(Extracted records)
════
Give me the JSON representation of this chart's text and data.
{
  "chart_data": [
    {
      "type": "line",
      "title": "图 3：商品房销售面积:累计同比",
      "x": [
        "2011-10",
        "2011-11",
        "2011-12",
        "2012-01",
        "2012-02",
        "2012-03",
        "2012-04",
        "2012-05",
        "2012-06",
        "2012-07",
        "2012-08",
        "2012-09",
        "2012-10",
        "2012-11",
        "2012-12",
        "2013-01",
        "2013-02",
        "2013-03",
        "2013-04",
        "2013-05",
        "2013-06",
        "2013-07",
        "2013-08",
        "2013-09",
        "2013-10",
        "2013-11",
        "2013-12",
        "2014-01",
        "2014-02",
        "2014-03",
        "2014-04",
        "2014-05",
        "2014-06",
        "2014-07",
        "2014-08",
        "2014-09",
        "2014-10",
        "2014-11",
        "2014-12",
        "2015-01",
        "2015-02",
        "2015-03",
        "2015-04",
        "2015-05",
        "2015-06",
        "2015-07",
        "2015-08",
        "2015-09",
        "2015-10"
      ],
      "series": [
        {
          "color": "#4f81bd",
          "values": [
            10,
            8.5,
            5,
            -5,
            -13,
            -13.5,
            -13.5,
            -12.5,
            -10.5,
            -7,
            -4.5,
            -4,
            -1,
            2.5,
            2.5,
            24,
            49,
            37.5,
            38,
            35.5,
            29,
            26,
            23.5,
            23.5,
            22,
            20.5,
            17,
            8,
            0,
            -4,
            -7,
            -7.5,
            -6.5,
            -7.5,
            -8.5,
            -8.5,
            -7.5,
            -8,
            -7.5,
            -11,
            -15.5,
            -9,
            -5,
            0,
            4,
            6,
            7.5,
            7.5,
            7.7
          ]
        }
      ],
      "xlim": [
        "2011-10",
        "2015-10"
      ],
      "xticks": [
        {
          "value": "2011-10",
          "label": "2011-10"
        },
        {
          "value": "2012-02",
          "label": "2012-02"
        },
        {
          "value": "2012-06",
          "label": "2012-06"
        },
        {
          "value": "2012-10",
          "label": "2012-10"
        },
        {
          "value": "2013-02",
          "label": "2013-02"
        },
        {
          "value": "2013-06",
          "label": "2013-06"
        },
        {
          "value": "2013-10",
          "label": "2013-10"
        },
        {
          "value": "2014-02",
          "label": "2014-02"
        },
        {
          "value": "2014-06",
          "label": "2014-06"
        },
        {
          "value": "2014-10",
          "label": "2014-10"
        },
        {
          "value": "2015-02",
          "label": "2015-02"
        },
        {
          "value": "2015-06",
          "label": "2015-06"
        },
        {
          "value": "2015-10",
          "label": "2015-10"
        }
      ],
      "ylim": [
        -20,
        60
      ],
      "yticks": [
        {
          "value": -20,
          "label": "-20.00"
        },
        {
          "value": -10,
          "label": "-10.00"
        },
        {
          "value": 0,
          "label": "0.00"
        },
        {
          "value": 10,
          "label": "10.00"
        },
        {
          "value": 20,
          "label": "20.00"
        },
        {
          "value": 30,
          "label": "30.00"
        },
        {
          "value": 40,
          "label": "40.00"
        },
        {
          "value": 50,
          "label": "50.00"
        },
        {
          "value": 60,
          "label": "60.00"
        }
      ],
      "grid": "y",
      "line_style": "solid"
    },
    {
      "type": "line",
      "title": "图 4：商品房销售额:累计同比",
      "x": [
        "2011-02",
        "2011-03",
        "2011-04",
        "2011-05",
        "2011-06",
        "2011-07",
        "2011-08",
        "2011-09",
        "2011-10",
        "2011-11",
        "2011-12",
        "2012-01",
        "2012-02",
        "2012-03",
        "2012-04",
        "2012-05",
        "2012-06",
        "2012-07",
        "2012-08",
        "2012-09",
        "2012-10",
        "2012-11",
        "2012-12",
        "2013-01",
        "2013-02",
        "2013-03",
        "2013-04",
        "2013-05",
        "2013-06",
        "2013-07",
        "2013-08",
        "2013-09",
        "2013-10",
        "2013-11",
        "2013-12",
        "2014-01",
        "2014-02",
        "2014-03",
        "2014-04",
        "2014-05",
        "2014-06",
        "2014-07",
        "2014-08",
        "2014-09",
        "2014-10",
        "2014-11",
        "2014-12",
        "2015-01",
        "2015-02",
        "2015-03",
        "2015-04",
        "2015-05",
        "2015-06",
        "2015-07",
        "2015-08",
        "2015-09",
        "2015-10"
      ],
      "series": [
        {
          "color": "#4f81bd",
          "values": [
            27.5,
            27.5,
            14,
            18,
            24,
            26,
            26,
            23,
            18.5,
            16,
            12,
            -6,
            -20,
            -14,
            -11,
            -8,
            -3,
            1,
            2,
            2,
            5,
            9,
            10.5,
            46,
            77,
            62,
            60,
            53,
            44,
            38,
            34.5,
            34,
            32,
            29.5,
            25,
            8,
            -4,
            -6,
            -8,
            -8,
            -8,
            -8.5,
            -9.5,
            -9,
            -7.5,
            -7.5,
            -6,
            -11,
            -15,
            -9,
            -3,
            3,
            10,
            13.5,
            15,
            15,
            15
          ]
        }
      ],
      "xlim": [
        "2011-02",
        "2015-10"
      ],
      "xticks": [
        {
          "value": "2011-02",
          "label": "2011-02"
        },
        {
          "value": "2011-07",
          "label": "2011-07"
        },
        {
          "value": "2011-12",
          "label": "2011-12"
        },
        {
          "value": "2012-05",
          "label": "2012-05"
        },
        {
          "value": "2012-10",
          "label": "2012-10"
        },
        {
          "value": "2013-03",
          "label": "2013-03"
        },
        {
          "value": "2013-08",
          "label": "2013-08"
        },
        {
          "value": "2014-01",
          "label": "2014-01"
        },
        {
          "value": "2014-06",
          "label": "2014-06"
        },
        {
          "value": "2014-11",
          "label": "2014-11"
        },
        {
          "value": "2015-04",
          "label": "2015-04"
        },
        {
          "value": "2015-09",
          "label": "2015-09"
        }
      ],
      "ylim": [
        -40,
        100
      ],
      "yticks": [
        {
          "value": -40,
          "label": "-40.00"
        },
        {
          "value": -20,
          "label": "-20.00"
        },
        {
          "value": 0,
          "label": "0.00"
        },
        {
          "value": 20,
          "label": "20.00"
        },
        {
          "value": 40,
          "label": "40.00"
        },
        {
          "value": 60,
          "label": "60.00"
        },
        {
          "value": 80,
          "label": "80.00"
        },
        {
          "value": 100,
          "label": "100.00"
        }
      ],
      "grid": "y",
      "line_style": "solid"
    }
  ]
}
════
- INSTRUCTIONS TO FOLLOW
Quote every record above exactly.

- WRITTEN RESPONSE
Give me the JSON representation of this chart's text and data.
{
  "chart_data": [
    {
      "type": "line",
      "title": "图 3：商品房销售面积:累计同比",
      "x": [
        "2011-10",
        "2011-11",
        "2011-12",
        "2012-01",
        "2012-02",
        "2012-03",
        "2012-04",
        "2012-05",
        "2012-06",
        "2012-07",
        "2012-08",
        "2012-09",
        "2012-10",
        "2012-11",
        "2012-12",
        "2013-01",
        "2013-02",
        "2013-03",
        "2013-04",
        "2013-05",
        "2013-06",
        "2013-07",
        "2013-08",
        "2013-09",
        "2013-10",
        "2013-11",
        "2013-12",
        "2014-01",
        "2014-02",
        "2014-03",
        "2014-04",
        "2014-05",
        "2014-06",
        "2014-07",
        "2014-08",
        "2014-09",
        "2014-10",
        "2014-11",
        "2014-12",
        "2015-01",
        "2015-02",
        "2015-03",
        "2015-04",
        "2015-05",
        "2015-06",
        "2015-07",
        "2015-08",
        "2015-09",
        "2015-10"
      ],
      "series": [
        {
          "color": "#4f81bd",
          "values": [
            10,
            8.5,
            5,
            -5,
            -13,
            -13.5,
            -13.5,
            -12.5,
            -10.5,
            -7,
            -4.5,
            -4,
            -1,
            2.5,
            2.5,
            24,
            49,
            37.5,
            38,
            35.5,
            29,
            26,
            23.5,
            23.5,
            22,
            20.5,
            17,
            8,
            0,
            -4,
            -7,
            -7.5,
            -6.5,
            -7.5,
            -8.5,
            -8.5,
            -7.5,
            -8,
            -7.5,
            -11,
            -15.5,
            -9,
            -5,
            0,
            4,
            6,
            7.5,
            7.5,
            7.7
          ]
        }
      ],
      "xlim": [
        "2011-10",
        "2015-10"
      ],
      "xticks": [
        {
          "value": "2011-10",
          "label": "2011-10"
        },
        {
          "value": "2012-02",
          "label": "2012-02"
        },
        {
          "value": "2012-06",
          "label": "2012-06"
        },
        {
          "value": "2012-10",
          "label": "2012-10"
        },
        {
          "value": "2013-02",
          "label": "2013-02"
        },
        {
          "value": "2013-06",
          "label": "2013-06"
        },
        {
          "value": "2013-10",
          "label": "2013-10"
        },
        {
          "value": "2014-02",
          "label": "2014-02"
        },
        {
          "value": "2014-06",
          "label": "2014-06"
        },
        {
          "value": "2014-10",
          "label": "2014-10"
        },
        {
          "value": "2015-02",
          "label": "2015-02"
        },
        {
          "value": "2015-06",
          "label": "2015-06"
        },
        {
          "value": "2015-10",
          "label": "2015-10"
        }
      ],
      "ylim": [
        -20,
        60
      ],
      "yticks": [
        {
          "value": -20,
          "label": "-20.00"
        },
        {
          "value": -10,
          "label": "-10.00"
        },
        {
          "value": 0,
          "label": "0.00"
        },
        {
          "value": 10,
          "label": "10.00"
        },
        {
          "value": 20,
          "label": "20.00"
        },
        {
          "value": 30,
          "label": "30.00"
        },
        {
          "value": 40,
          "label": "40.00"
        },
        {
          "value": 50,
          "label": "50.00"
        },
        {
          "value": 60,
          "label": "60.00"
        }
      ],
      "grid": "y",
      "line_style": "solid"
    },
    {
      "type": "line",
      "title": "图 4：商品房销售额:累计同比",
      "x": [
        "2011-02",
        "2011-03",
        "2011-04",
        "2011-05",
        "2011-06",
        "2011-07",
        "2011-08",
        "2011-09",
        "2011-10",
        "2011-11",
        "2011-12",
        "2012-01",
        "2012-02",
        "2012-03",
        "2012-04",
        "2012-05",
        "2012-06",
        "2012-07",
        "2012-08",
        "2012-09",
        "2012-10",
        "2012-11",
        "2012-12",
        "2013-01",
        "2013-02",
        "2013-03",
        "2013-04",
        "2013-05",
        "2013-06",
        "2013-07",
        "2013-08",
        "2013-09",
        "2013-10",
        "2013-11",
        "2013-12",
        "2014-01",
        "2014-02",
        "2014-03",
        "2014-04",
        "2014-05",
        "2014-06",
        "2014-07",
        "2014-08",
        "2014-09",
        "2014-10",
        "2014-11",
        "2014-12",
        "2015-01",
        "2015-02",
        "2015-03",
        "2015-04",
        "2015-05",
        "2015-06",
        "2015-07",
        "2015-08",
        "2015-09",
        "2015-10"
      ],
      "series": [
        {
          "color": "#4f81bd",
          "values": [
            27.5,
            27.5,
            14,
            18,
            24,
            26,
            26,
            23,
            18.5,
            16,
            12,
            -6,
            -20,
            -14,
            -11,
            -8,
            -3,
            1,
            2,
            2,
            5,
            9,
            10.5,
            46,
            77,
            62,
            60,
            53,
            44,
            38,
            34.5,
            34,
            32,
            29.5,
            25,
            8,
            -4,
            -6,
            -8,
            -8,
            -8,
            -8.5,
            -9.5,
            -9,
            -7.5,
            -7.5,
            -6,
            -11,
            -15,
            -9,
            -3,
            3,
            10,
            13.5,
            15,
            15,
            15
          ]
        }
      ],
      "xlim": [
        "2011-02",
        "2015-10"
      ],
      "xticks": [
        {
          "value": "2011-02",
          "label": "2011-02"
        },
        {
          "value": "2011-07",
          "label": "2011-07"
        },
        {
          "value": "2011-12",
          "label": "2011-12"
        },
        {
          "value": "2012-05",
          "label": "2012-05"
        },
        {
          "value": "2012-10",
          "label": "2012-10"
        },
        {
          "value": "2013-03",
          "label": "2013-03"
        },
        {
          "value": "2013-08",
          "label": "2013-08"
        },
        {
          "value": "2014-01",
          "label": "2014-01"
        },
        {
          "value": "2014-06",
          "label": "2014-06"
        },
        {
          "value": "2014-11",
          "label": "2014-11"
        },
        {
          "value": "2015-04",
          "label": "2015-04"
        },
        {
          "value": "2015-09",
          "label": "2015-09"
        }
      ],
      "ylim": [
        -40,
        100
      ],
      "yticks": [
        {
          "value": -40,
          "label": "-40.00"
        },
        {
          "value": -20,
          "label": "-20.00"
        },
        {
          "value": 0,
          "label": "0.00"
        },
        {
          "value": 20,
          "label": "20.00"
        },
        {
          "value": 40,
          "label": "40.00"
        },
        {
          "value": 60,
          "label": "60.00"
        },
        {
          "value": 80,
          "label": "80.00"
        },
        {
          "value": 100,
          "label": "100.00"
        }
      ],
      "grid": "y",
      "line_style": "solid"
    }
  ]
}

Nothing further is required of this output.